Task to complete: Exactly the lines from the one containing "Type out the text in this image." through the end of the data below are to be reproduced, and nothing besides them.

Dataset rows:
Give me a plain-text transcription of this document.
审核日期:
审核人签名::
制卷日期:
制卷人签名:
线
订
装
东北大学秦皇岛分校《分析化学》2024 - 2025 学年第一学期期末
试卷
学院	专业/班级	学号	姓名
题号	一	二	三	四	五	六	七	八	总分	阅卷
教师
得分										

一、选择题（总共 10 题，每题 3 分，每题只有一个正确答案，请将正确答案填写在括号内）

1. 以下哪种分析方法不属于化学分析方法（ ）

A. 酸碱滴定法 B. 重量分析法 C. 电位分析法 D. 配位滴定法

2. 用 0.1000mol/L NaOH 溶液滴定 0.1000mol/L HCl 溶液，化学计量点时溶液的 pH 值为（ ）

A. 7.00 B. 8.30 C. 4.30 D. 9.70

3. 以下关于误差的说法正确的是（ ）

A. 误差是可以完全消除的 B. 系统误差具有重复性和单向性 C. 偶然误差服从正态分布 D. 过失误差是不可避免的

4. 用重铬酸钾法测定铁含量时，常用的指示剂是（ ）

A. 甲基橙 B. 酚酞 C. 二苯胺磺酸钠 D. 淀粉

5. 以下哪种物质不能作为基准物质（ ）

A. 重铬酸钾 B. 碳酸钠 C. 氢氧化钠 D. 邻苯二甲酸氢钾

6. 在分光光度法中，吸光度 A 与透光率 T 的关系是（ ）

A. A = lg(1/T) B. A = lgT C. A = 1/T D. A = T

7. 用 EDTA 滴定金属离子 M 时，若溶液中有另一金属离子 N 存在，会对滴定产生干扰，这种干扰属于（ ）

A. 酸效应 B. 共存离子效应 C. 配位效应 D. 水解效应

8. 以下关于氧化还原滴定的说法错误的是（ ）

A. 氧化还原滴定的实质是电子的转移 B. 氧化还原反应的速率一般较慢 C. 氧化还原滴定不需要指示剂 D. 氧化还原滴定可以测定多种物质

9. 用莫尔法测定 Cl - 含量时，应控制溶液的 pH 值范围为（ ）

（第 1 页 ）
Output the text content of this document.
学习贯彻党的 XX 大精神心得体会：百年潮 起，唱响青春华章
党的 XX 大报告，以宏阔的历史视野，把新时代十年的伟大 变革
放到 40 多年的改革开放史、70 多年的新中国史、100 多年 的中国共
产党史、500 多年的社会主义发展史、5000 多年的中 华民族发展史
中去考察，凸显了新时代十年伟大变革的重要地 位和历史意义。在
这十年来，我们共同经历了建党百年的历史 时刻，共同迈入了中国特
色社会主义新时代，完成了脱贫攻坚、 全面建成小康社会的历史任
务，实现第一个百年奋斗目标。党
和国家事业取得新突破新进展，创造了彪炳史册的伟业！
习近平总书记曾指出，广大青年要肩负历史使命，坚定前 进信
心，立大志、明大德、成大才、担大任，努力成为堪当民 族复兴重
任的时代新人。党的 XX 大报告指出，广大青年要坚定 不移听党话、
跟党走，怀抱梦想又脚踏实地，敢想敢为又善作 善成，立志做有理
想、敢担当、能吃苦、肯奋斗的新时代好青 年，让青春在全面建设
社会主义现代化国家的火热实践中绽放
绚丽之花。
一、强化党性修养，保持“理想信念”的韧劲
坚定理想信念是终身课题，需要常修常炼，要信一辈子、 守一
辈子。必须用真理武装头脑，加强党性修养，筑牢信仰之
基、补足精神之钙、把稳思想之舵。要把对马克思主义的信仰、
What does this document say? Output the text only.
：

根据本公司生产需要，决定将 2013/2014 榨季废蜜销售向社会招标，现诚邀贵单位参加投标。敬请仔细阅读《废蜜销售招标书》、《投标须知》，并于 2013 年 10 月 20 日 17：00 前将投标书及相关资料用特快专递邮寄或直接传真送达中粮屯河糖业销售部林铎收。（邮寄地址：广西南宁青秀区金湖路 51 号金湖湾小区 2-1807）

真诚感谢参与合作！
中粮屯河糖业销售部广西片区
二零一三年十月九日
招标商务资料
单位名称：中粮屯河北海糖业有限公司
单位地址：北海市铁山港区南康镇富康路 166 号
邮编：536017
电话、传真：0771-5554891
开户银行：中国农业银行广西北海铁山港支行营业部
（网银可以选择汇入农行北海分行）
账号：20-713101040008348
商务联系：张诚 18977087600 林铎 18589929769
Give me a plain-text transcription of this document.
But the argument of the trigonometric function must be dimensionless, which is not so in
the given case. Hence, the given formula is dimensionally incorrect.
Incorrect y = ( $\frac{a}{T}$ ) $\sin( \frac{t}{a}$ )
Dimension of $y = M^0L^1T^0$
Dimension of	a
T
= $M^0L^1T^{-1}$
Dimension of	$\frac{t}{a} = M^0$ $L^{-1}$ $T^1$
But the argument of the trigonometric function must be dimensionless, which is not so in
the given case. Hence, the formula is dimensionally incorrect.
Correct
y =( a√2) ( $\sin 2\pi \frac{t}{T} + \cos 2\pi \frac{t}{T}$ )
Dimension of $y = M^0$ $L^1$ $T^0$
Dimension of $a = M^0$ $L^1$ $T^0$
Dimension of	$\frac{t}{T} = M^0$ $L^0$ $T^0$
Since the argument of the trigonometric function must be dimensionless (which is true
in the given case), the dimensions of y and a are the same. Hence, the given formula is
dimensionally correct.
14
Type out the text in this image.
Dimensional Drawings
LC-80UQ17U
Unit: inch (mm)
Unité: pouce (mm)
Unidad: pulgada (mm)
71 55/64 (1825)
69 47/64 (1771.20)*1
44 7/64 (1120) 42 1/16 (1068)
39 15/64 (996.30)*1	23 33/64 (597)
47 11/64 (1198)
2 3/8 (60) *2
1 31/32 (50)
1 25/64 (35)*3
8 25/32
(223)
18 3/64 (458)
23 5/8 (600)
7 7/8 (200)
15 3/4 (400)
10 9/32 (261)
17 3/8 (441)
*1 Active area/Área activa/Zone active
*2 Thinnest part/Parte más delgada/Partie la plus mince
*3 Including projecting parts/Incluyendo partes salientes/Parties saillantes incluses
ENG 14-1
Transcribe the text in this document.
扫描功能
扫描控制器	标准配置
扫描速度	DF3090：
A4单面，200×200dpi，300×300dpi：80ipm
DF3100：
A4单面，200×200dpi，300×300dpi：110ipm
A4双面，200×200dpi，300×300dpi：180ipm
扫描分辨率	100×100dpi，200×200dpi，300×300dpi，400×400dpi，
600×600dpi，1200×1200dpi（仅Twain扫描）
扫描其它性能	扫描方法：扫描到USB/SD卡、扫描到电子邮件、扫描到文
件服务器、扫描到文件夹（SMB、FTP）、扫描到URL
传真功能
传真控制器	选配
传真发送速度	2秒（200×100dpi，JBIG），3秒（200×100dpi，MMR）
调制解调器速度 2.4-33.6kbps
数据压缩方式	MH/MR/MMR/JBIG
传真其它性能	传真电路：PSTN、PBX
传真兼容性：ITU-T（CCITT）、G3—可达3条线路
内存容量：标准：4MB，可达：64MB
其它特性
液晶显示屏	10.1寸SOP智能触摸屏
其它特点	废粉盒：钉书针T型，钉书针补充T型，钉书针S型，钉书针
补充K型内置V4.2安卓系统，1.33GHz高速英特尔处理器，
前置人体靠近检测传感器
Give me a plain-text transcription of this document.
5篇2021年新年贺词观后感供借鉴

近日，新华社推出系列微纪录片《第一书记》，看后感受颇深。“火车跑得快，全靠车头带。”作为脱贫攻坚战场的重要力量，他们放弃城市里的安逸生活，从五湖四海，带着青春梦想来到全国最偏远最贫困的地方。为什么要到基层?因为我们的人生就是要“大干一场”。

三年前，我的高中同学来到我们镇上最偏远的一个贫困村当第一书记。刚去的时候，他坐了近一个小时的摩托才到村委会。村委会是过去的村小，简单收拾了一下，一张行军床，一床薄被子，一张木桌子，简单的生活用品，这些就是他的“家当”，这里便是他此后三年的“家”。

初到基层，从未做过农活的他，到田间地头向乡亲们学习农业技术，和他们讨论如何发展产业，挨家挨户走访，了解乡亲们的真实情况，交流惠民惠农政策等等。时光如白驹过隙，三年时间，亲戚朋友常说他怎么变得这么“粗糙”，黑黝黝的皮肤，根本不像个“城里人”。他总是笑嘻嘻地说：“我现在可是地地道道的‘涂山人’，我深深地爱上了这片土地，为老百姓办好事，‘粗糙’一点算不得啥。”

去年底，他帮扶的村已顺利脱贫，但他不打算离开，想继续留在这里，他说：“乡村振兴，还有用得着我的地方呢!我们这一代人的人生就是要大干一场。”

Reply to the exercise:
Type out the text in this image.
Dimensional Drawings
LC-80UQ17U
Unit: inch (mm)
Unité: pouce (mm)
Unidad: pulgada (mm)
71 55/64 (1825)
69 47/64 (1771.20)*1
44 7/64 (1120) 42 1/16 (1068)
39 15/64 (996.30)*1	23 33/64 (597)
47 11/64 (1198)
2 3/8 (60) *2
1 31/32 (50)
1 25/64 (35)*3
8 25/32
(223)
18 3/64 (458)
23 5/8 (600)
7 7/8 (200)
15 3/4 (400)
10 9/32 (261)
17 3/8 (441)
*1 Active area/Área activa/Zone active
*2 Thinnest part/Parte más delgada/Partie la plus mince
*3 Including projecting parts/Incluyendo partes salientes/Parties saillantes incluses
ENG 14-1
Transcribe the text in this document.
扫描功能
扫描控制器	标准配置
扫描速度	DF3090：
A4单面，200×200dpi，300×300dpi：80ipm
DF3100：
A4单面，200×200dpi，300×300dpi：110ipm
A4双面，200×200dpi，300×300dpi：180ipm
扫描分辨率	100×100dpi，200×200dpi，300×300dpi，400×400dpi，
600×600dpi，1200×1200dpi（仅Twain扫描）
扫描其它性能	扫描方法：扫描到USB/SD卡、扫描到电子邮件、扫描到文
件服务器、扫描到文件夹（SMB、FTP）、扫描到URL
传真功能
传真控制器	选配
传真发送速度	2秒（200×100dpi，JBIG），3秒（200×100dpi，MMR）
调制解调器速度 2.4-33.6kbps
数据压缩方式	MH/MR/MMR/JBIG
传真其它性能	传真电路：PSTN、PBX
传真兼容性：ITU-T（CCITT）、G3—可达3条线路
内存容量：标准：4MB，可达：64MB
其它特性
液晶显示屏	10.1寸SOP智能触摸屏
其它特点	废粉盒：钉书针T型，钉书针补充T型，钉书针S型，钉书针
补充K型内置V4.2安卓系统，1.33GHz高速英特尔处理器，
前置人体靠近检测传感器
Give me a plain-text transcription of this document.
5篇2021年新年贺词观后感供借鉴

近日，新华社推出系列微纪录片《第一书记》，看后感受颇深。“火车跑得快，全靠车头带。”作为脱贫攻坚战场的重要力量，他们放弃城市里的安逸生活，从五湖四海，带着青春梦想来到全国最偏远最贫困的地方。为什么要到基层?因为我们的人生就是要“大干一场”。

三年前，我的高中同学来到我们镇上最偏远的一个贫困村当第一书记。刚去的时候，他坐了近一个小时的摩托才到村委会。村委会是过去的村小，简单收拾了一下，一张行军床，一床薄被子，一张木桌子，简单的生活用品，这些就是他的“家当”，这里便是他此后三年的“家”。

初到基层，从未做过农活的他，到田间地头向乡亲们学习农业技术，和他们讨论如何发展产业，挨家挨户走访，了解乡亲们的真实情况，交流惠民惠农政策等等。时光如白驹过隙，三年时间，亲戚朋友常说他怎么变得这么“粗糙”，黑黝黝的皮肤，根本不像个“城里人”。他总是笑嘻嘻地说：“我现在可是地地道道的‘涂山人’，我深深地爱上了这片土地，为老百姓办好事，‘粗糙’一点算不得啥。”

去年底，他帮扶的村已顺利脱贫，但他不打算离开，想继续留在这里，他说：“乡村振兴，还有用得着我的地方呢!我们这一代人的人生就是要大干一场。”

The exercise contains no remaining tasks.